━━━ MATERIAL SHOWN

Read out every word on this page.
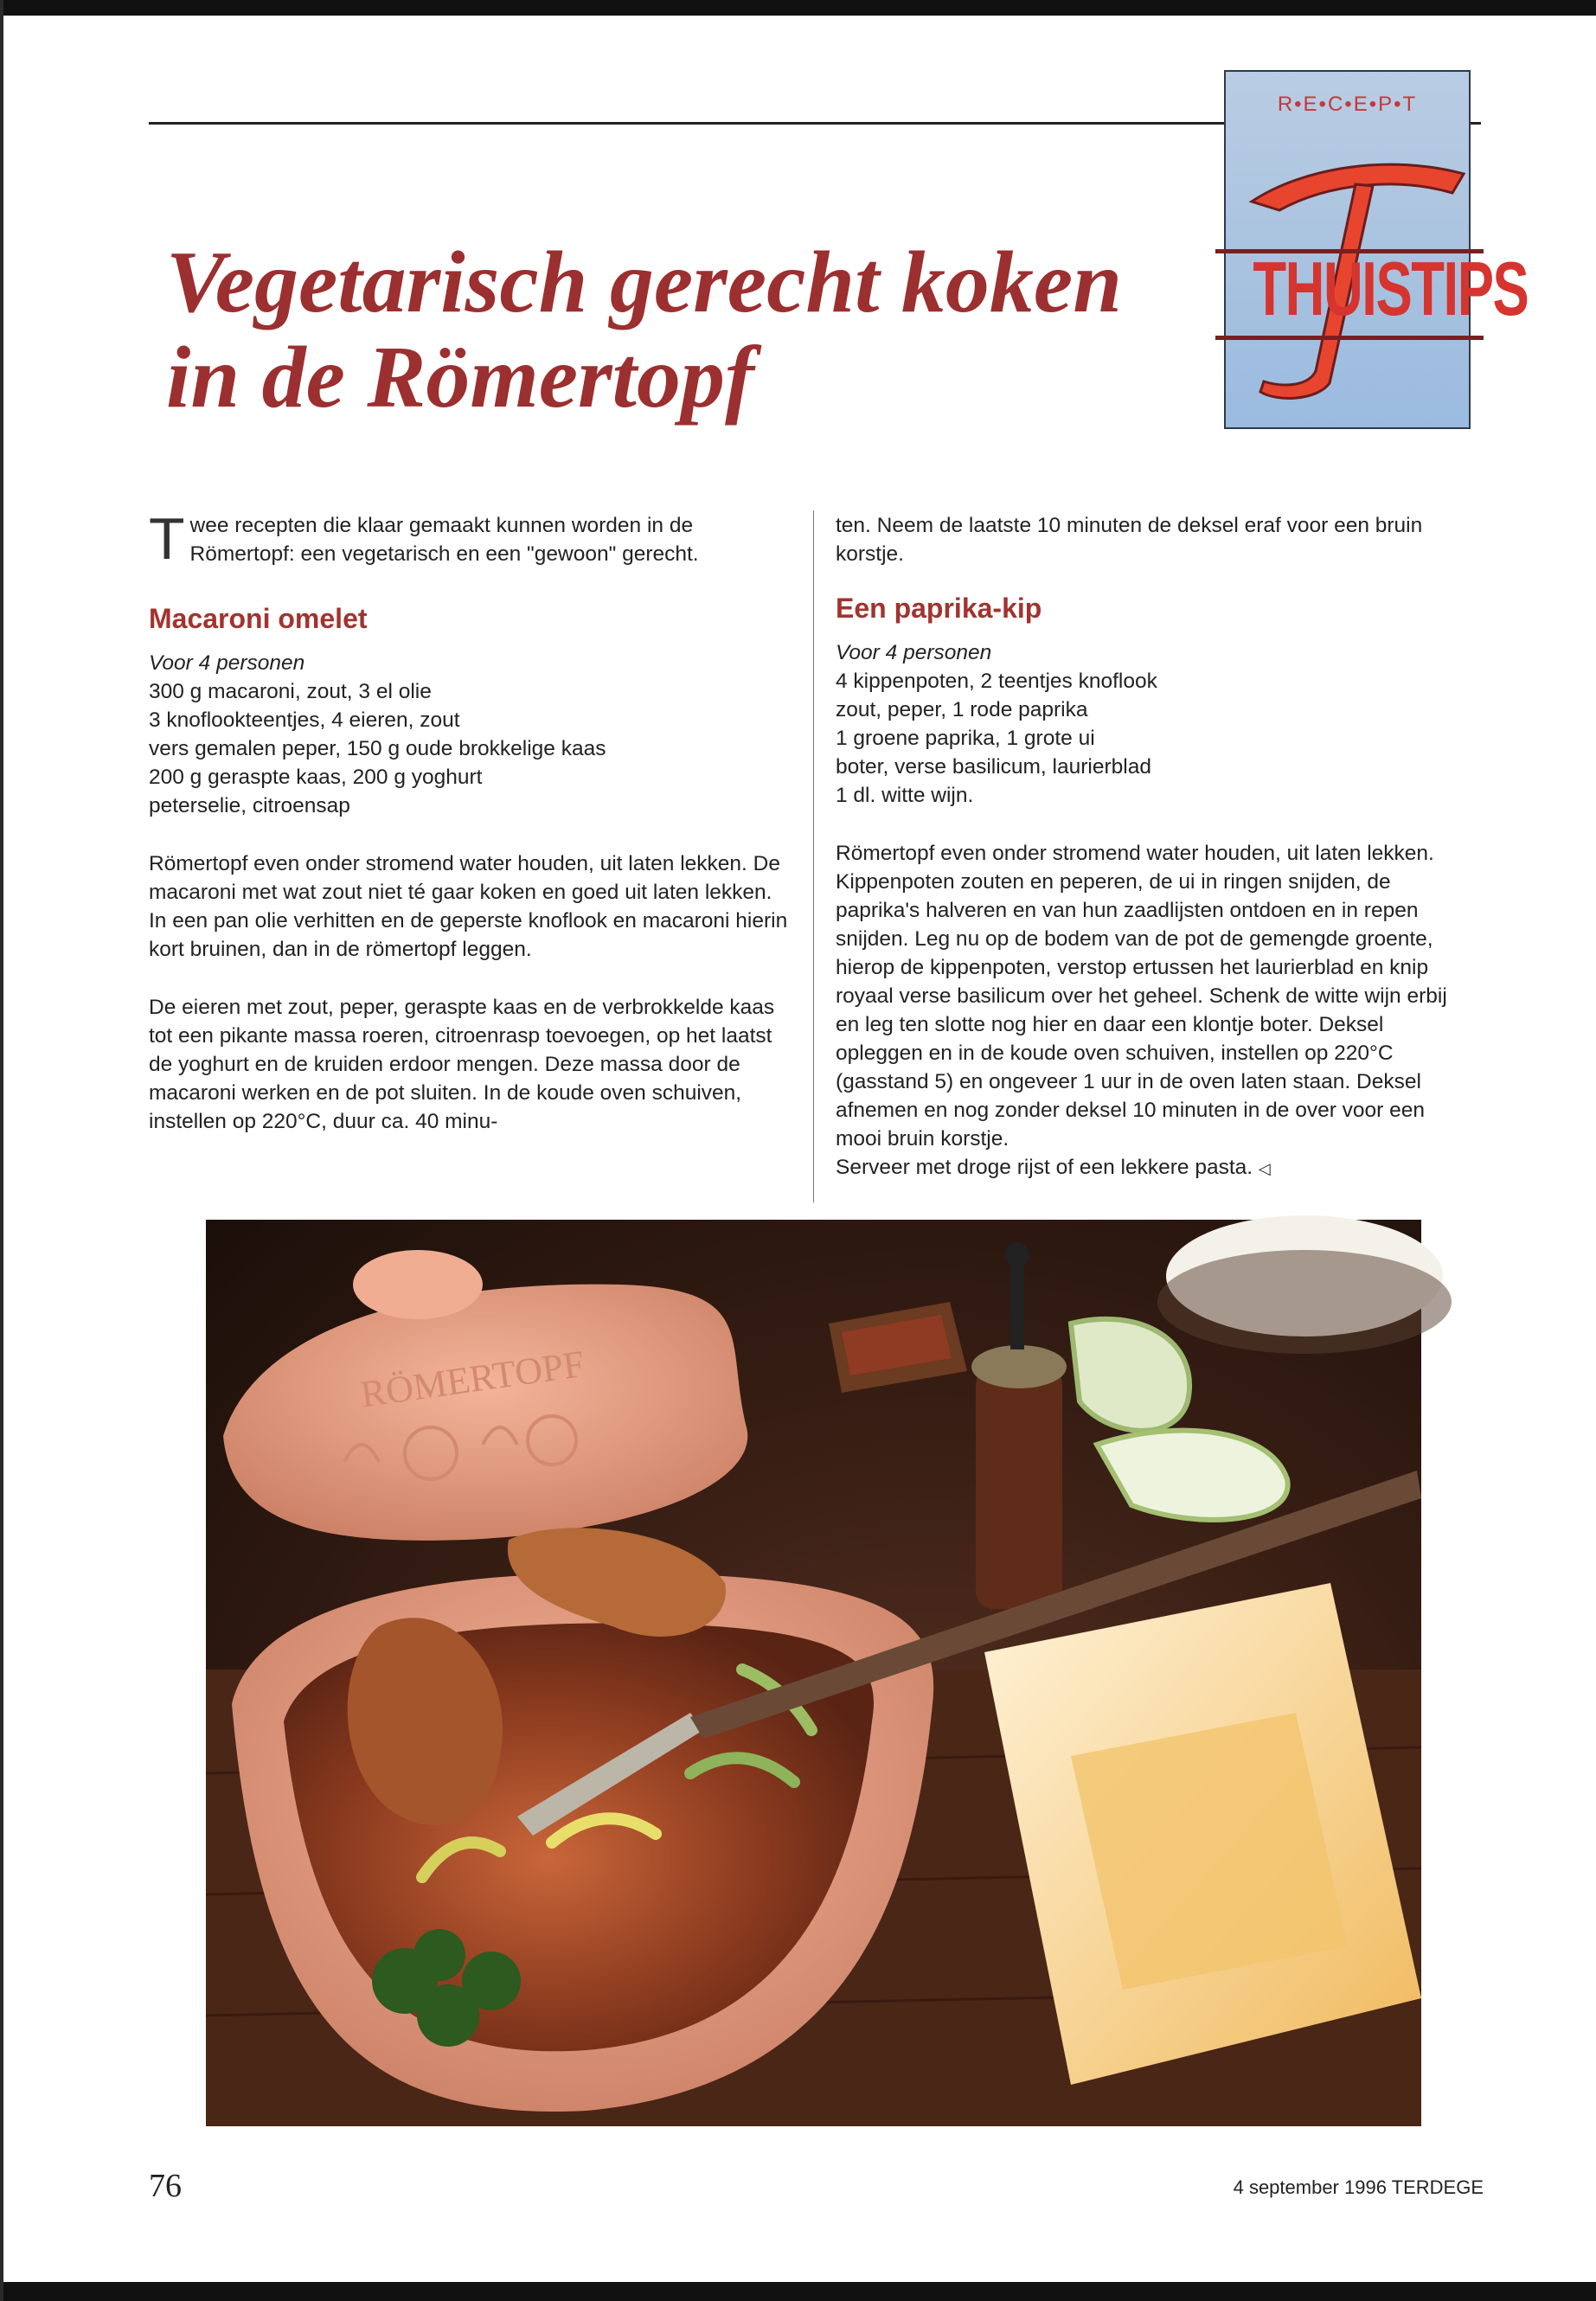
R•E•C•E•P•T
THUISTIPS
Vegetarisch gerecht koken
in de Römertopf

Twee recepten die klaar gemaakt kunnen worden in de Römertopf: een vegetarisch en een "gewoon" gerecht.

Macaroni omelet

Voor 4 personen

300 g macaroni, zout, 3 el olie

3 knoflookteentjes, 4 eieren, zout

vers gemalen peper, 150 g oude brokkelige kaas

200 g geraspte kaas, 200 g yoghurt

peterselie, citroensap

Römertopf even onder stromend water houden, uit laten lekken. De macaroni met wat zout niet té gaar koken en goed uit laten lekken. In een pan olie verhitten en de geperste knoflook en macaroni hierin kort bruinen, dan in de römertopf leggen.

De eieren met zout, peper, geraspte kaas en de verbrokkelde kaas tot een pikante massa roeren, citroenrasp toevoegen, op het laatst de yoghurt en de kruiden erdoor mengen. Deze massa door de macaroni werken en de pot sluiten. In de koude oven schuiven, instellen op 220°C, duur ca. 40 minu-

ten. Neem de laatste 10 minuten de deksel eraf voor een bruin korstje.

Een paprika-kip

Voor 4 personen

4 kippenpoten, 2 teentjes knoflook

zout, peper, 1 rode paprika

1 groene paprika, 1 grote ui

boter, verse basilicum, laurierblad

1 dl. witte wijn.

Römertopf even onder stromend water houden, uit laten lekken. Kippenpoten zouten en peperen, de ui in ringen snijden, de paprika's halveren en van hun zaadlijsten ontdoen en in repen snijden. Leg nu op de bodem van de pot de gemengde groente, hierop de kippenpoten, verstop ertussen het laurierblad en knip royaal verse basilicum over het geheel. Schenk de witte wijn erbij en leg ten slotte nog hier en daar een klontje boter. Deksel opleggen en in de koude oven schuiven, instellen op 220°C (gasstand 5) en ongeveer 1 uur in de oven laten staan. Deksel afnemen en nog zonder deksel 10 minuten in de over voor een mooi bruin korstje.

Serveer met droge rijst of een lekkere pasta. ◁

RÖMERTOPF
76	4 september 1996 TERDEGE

━━━━━━
━━━ MATERIAL SHOWN

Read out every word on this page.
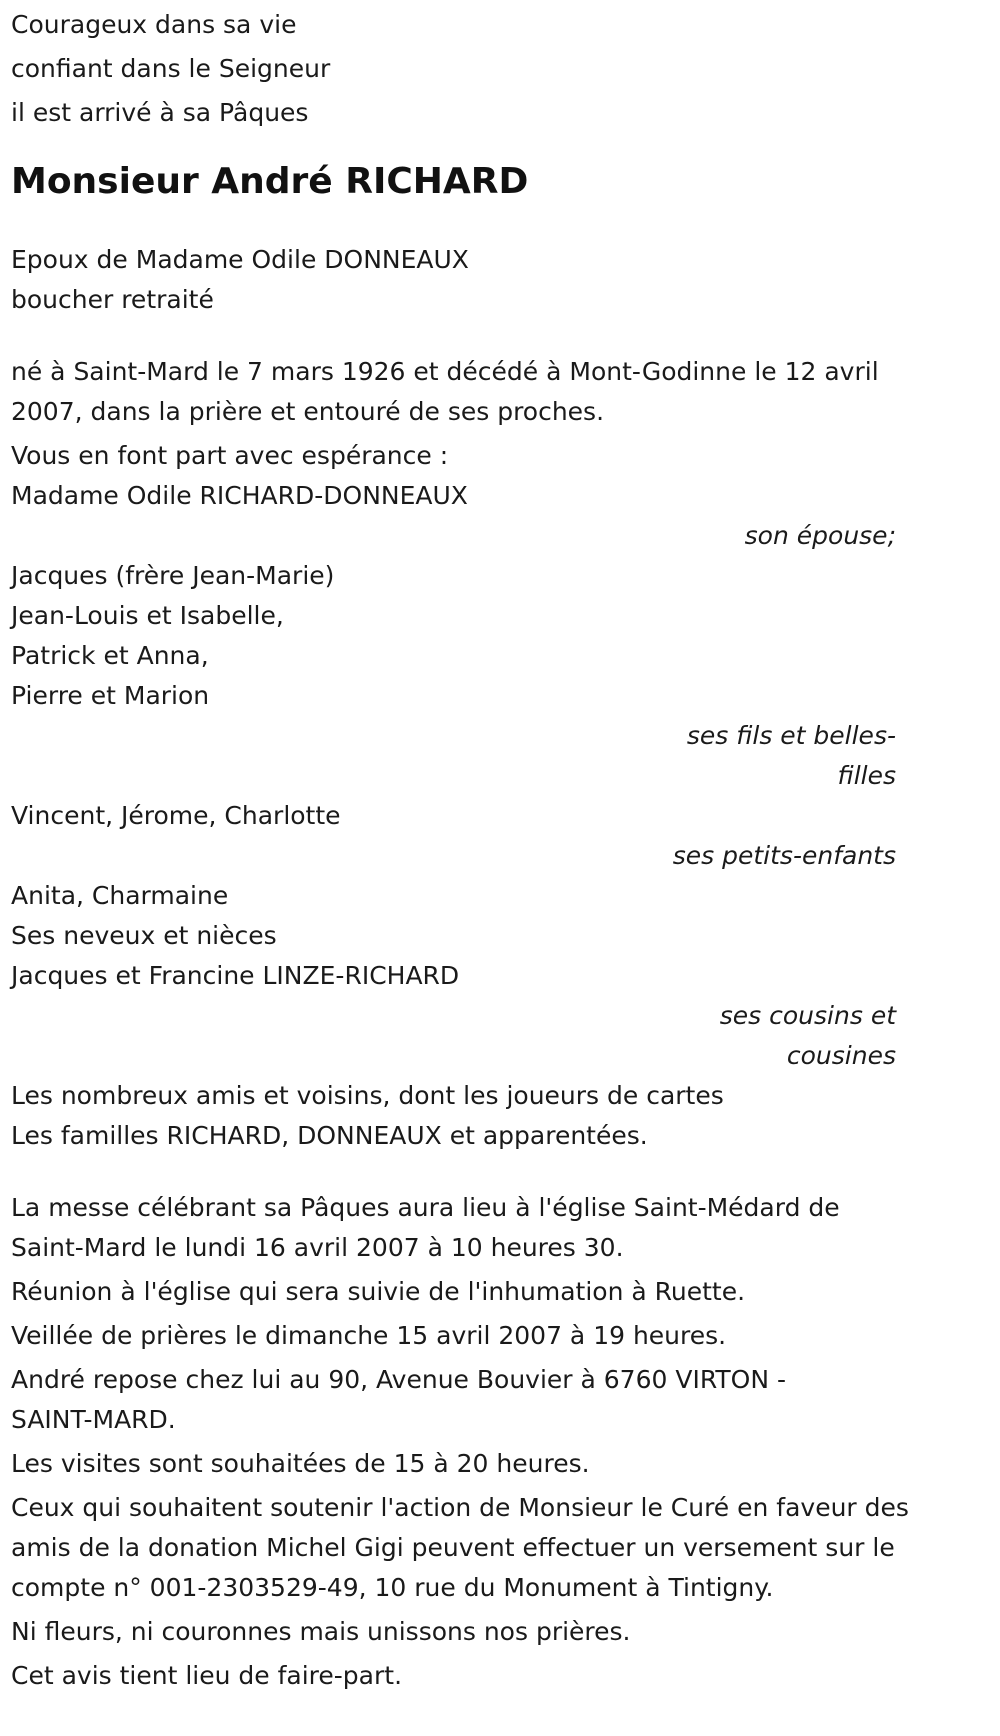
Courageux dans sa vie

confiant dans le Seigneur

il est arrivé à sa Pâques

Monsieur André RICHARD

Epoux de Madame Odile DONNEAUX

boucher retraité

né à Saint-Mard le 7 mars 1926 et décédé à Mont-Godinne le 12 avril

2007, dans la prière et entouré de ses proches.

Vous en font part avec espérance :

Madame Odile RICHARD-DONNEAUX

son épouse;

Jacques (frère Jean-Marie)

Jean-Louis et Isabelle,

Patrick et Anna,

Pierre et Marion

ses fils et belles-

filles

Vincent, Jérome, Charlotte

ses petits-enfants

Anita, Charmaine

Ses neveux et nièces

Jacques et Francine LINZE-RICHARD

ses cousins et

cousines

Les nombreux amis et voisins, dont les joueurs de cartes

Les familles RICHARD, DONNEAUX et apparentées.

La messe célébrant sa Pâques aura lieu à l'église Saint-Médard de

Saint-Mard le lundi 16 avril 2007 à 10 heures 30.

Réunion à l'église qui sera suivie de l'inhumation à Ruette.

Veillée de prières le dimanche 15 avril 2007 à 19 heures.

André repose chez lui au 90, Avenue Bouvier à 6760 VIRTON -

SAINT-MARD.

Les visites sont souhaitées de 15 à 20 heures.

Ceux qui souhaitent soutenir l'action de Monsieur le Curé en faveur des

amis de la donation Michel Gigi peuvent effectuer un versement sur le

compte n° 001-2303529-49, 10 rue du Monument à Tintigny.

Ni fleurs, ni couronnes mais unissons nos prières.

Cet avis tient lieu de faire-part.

━━━━━━
━━━ MATERIAL SHOWN

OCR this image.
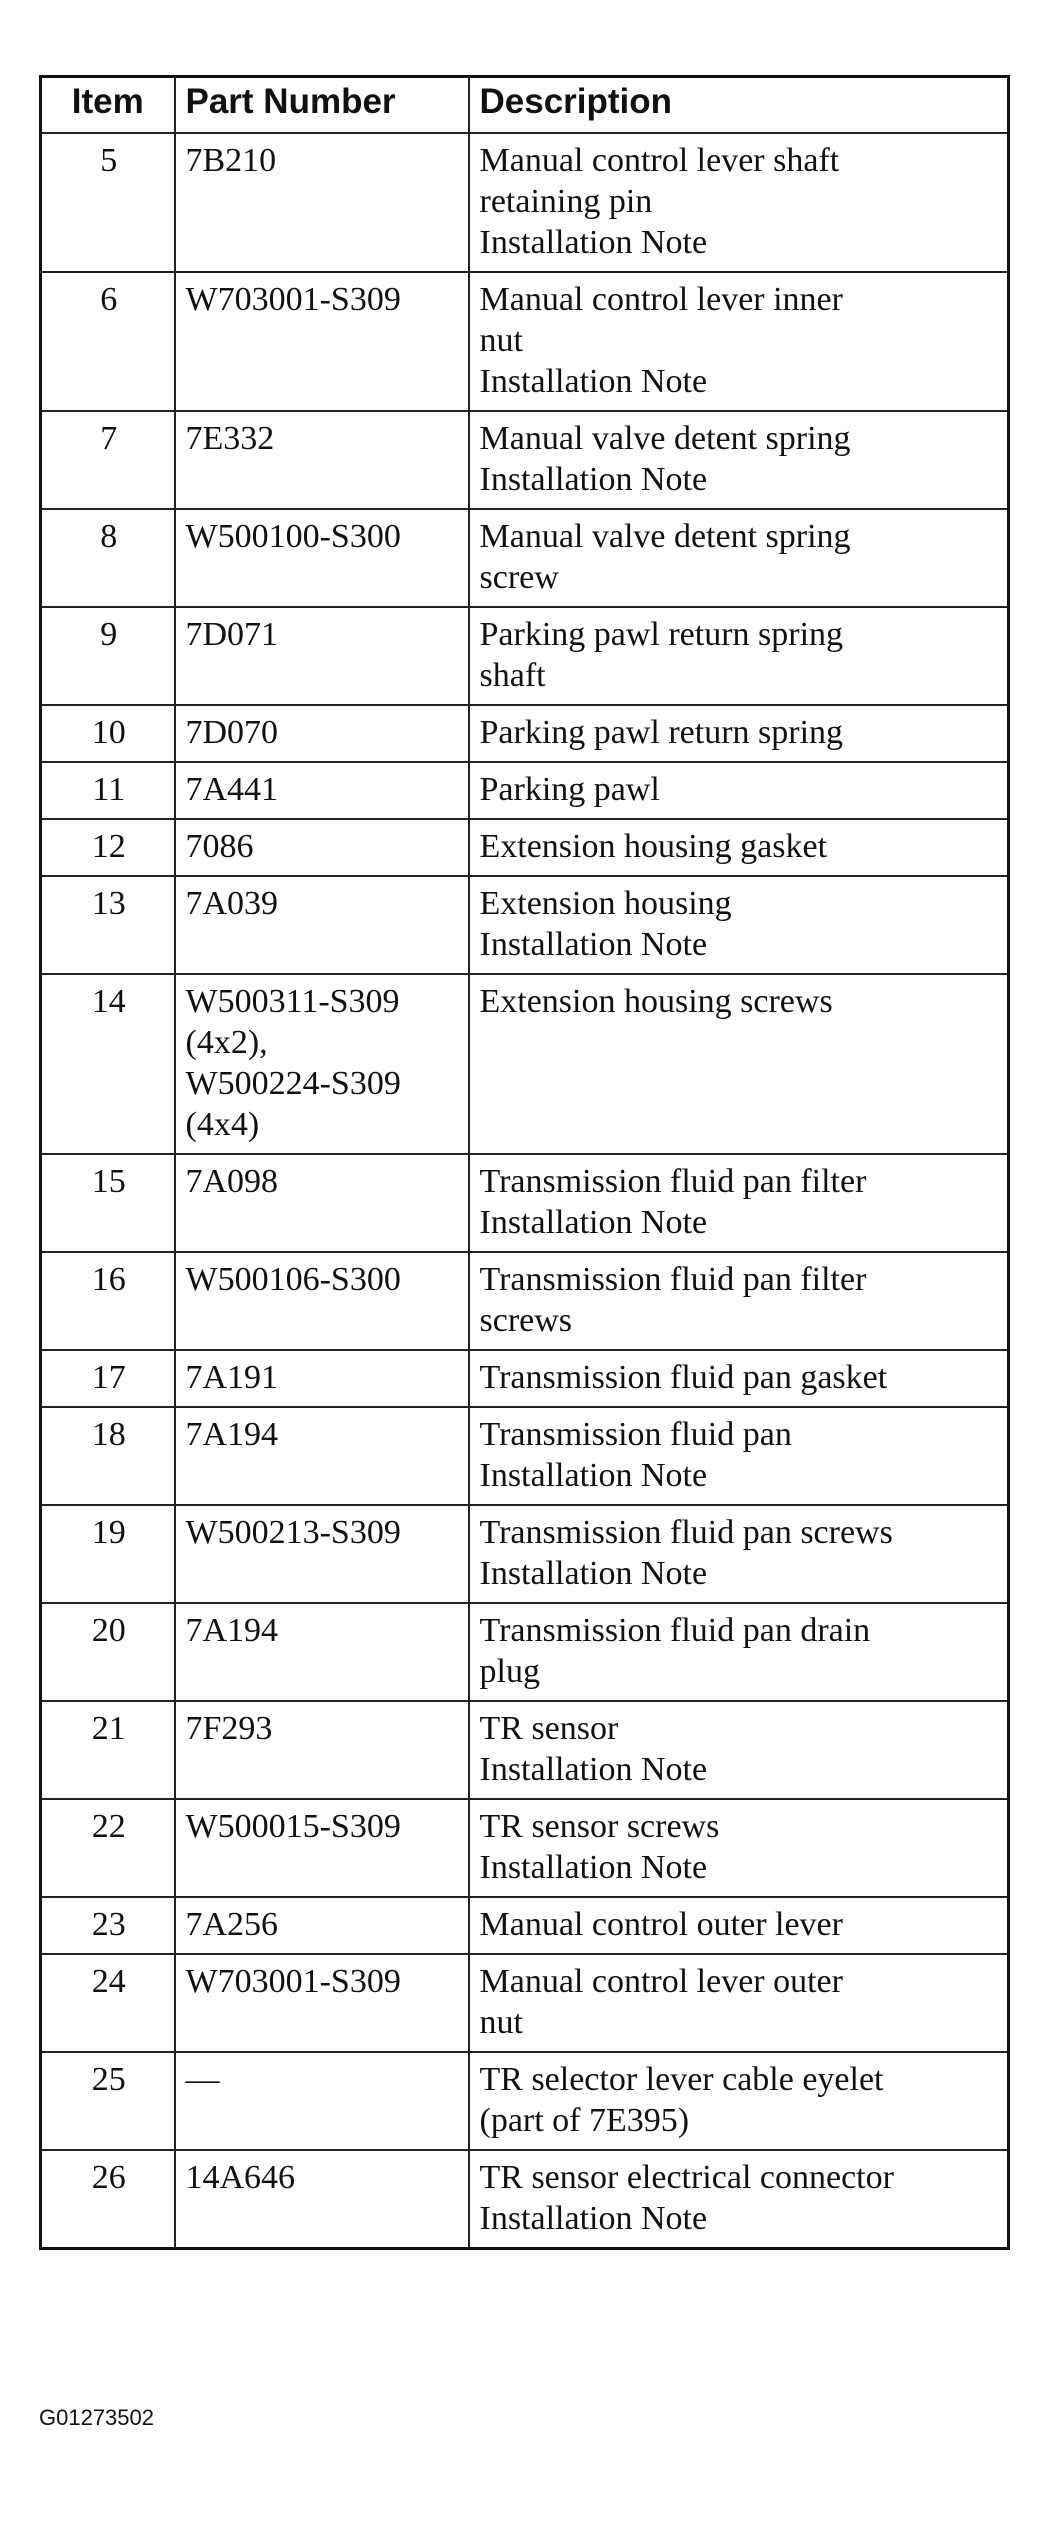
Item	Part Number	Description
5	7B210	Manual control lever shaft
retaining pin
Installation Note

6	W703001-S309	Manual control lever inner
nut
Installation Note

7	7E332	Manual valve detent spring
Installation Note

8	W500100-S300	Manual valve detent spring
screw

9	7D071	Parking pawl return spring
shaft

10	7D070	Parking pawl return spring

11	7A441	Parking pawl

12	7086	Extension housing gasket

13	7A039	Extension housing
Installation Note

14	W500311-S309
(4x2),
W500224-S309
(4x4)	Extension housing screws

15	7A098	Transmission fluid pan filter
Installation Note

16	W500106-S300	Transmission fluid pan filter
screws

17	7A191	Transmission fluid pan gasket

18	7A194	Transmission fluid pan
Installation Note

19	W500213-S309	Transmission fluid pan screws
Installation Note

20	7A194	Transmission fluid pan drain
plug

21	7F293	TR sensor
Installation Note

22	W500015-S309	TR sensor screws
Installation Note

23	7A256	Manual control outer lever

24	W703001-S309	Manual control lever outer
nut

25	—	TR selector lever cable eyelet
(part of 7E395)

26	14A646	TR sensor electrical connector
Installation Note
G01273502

━━━━━━

DIRECTIONS FOR THIS TASK:
Exactly how many lines contain "avril"? State the number and nothing else.

THE SOLUTION:
3